(A block of data)
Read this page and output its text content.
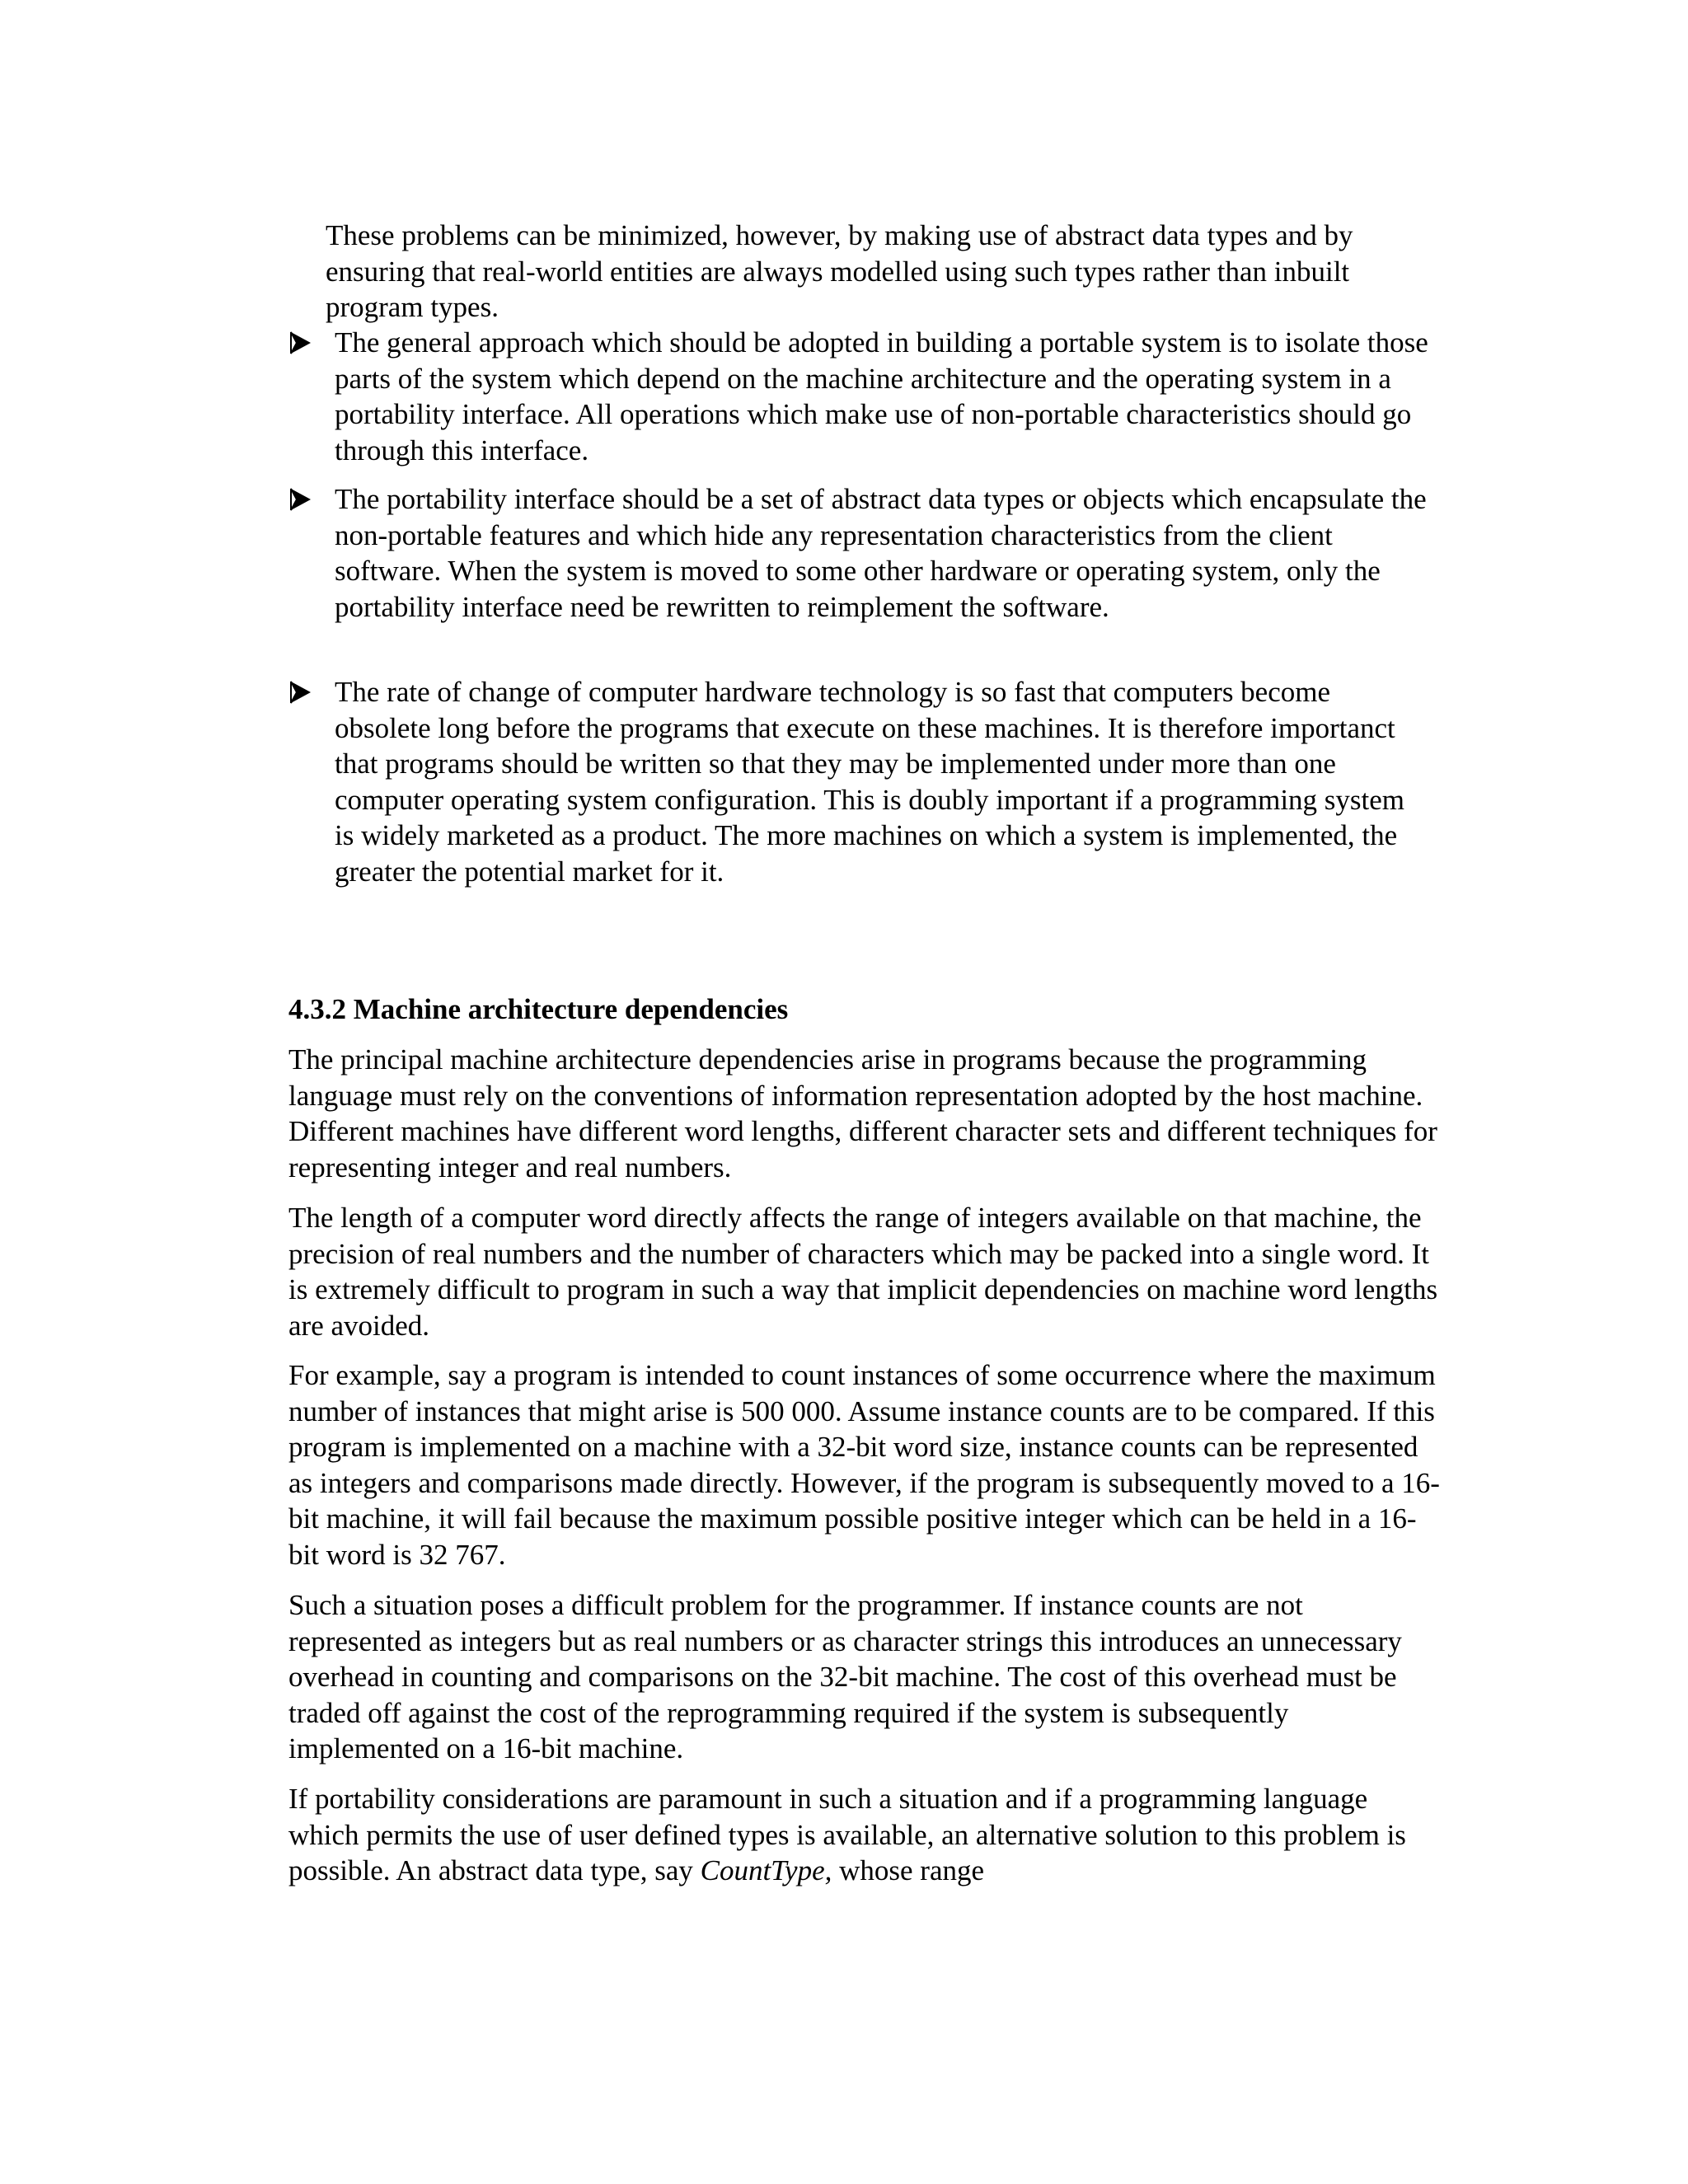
These problems can be minimized, however, by making use of abstract data types and by ensuring that real-world entities are always modelled using such types rather than inbuilt program types.
The general approach which should be adopted in building a portable system is to isolate those parts of the system which depend on the machine architecture and the operating system in a portability interface. All operations which make use of non-portable characteristics should go through this interface.
The portability interface should be a set of abstract data types or objects which encapsulate the non-portable features and which hide any representation characteristics from the client software. When the system is moved to some other hardware or operating system, only the portability interface need be rewritten to reimplement the software.
The rate of change of computer hardware technology is so fast that computers become obsolete long before the programs that execute on these machines. It is therefore importanct that programs should be written so that they may be implemented under more than one computer operating system configuration. This is doubly important if a programming system is widely marketed as a product. The more machines on which a system is implemented, the greater the potential market for it.
4.3.2 Machine architecture dependencies

The principal machine architecture dependencies arise in programs because the programming language must rely on the conventions of information representation adopted by the host machine. Different machines have different word lengths, different character sets and different techniques for representing integer and real numbers.

The length of a computer word directly affects the range of integers available on that machine, the precision of real numbers and the number of characters which may be packed into a single word. It is extremely difficult to program in such a way that implicit dependencies on machine word lengths are avoided.

For example, say a program is intended to count instances of some occurrence where the maximum number of instances that might arise is 500 000. Assume instance counts are to be compared. If this program is implemented on a machine with a 32-bit word size, instance counts can be represented as integers and comparisons made directly. However, if the program is subsequently moved to a 16-bit machine, it will fail because the maximum possible positive integer which can be held in a 16-bit word is 32 767.

Such a situation poses a difficult problem for the programmer. If instance counts are not represented as integers but as real numbers or as character strings this introduces an unnecessary overhead in counting and comparisons on the 32-bit machine. The cost of this overhead must be traded off against the cost of the reprogramming required if the system is subsequently implemented on a 16-bit machine.

If portability considerations are paramount in such a situation and if a programming language which permits the use of user defined types is available, an alternative solution to this problem is possible. An abstract data type, say CountType, whose range
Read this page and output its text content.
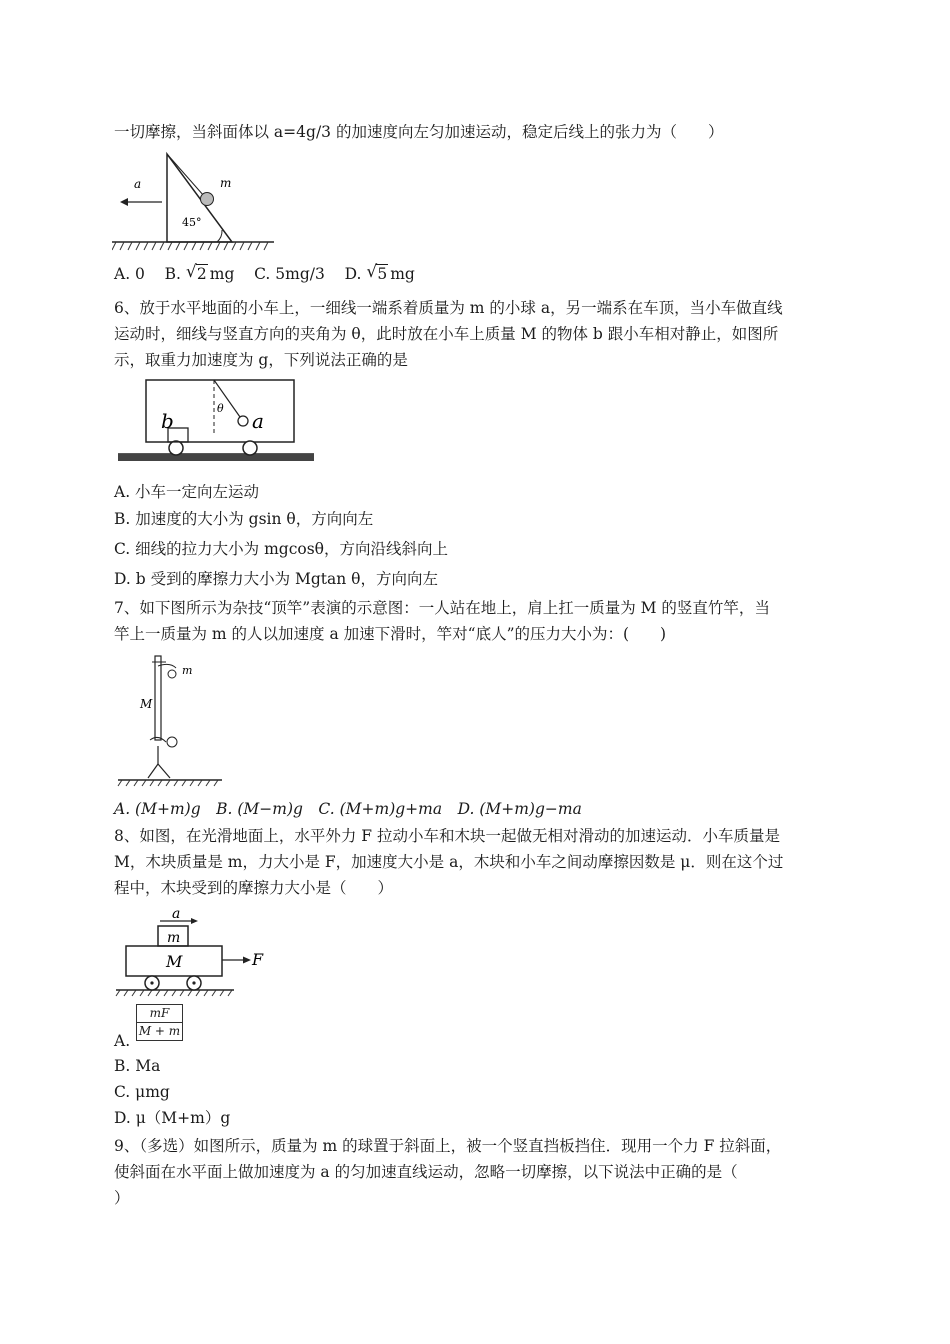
一切摩擦，当斜面体以 a=4g/3 的加速度向左匀加速运动，稳定后线上的张力为（　　）
a	m
45°
A. 0 B. √ 2 mg C. 5mg/3 D. √ 5 mg
6、放于水平地面的小车上，一细线一端系着质量为 m 的小球 a，另一端系在车顶，当小车做直线
运动时，细线与竖直方向的夹角为 θ，此时放在小车上质量 M 的物体 b 跟小车相对静止，如图所
示，取重力加速度为 g，下列说法正确的是
b
θ
a
A. 小车一定向左运动
B. 加速度的大小为 gsin θ，方向向左
C. 细线的拉力大小为 mgcosθ，方向沿线斜向上
D. b 受到的摩擦力大小为 Mgtan θ，方向向左
7、如下图所示为杂技“顶竿”表演的示意图：一人站在地上，肩上扛一质量为 M 的竖直竹竿，当
竿上一质量为 m 的人以加速度 a 加速下滑时，竿对“底人”的压力大小为：(　　)
m
M
A. (M+m)g　B. (M−m)g　C. (M+m)g+ma　D. (M+m)g−ma
8、如图，在光滑地面上，水平外力 F 拉动小车和木块一起做无相对滑动的加速运动．小车质量是
M，木块质量是 m，力大小是 F，加速度大小是 a，木块和小车之间动摩擦因数是 μ．则在这个过
程中，木块受到的摩擦力大小是（　　）
a
m
M	F
A. $\frac{mF}{M + m}$
B. Ma
C. μmg
D. μ（M+m）g
9、（多选）如图所示，质量为 m 的球置于斜面上，被一个竖直挡板挡住．现用一个力 F 拉斜面，
使斜面在水平面上做加速度为 a 的匀加速直线运动，忽略一切摩擦，以下说法中正确的是（
）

▸ WORK TO DO
List all lines in the material containing the string "available".

▸ TASK OUTPUT
The length of a computer word directly affects the range of integers available on that machine, the precision of real numbers and the number of characters which may be packed into a single word. It is extremely difficult to program in such a way that implicit dependencies on machine word lengths are avoided.
If portability considerations are paramount in such a situation and if a programming language which permits the use of user defined types is available, an alternative solution to this problem is possible. An abstract data type, say CountType, whose range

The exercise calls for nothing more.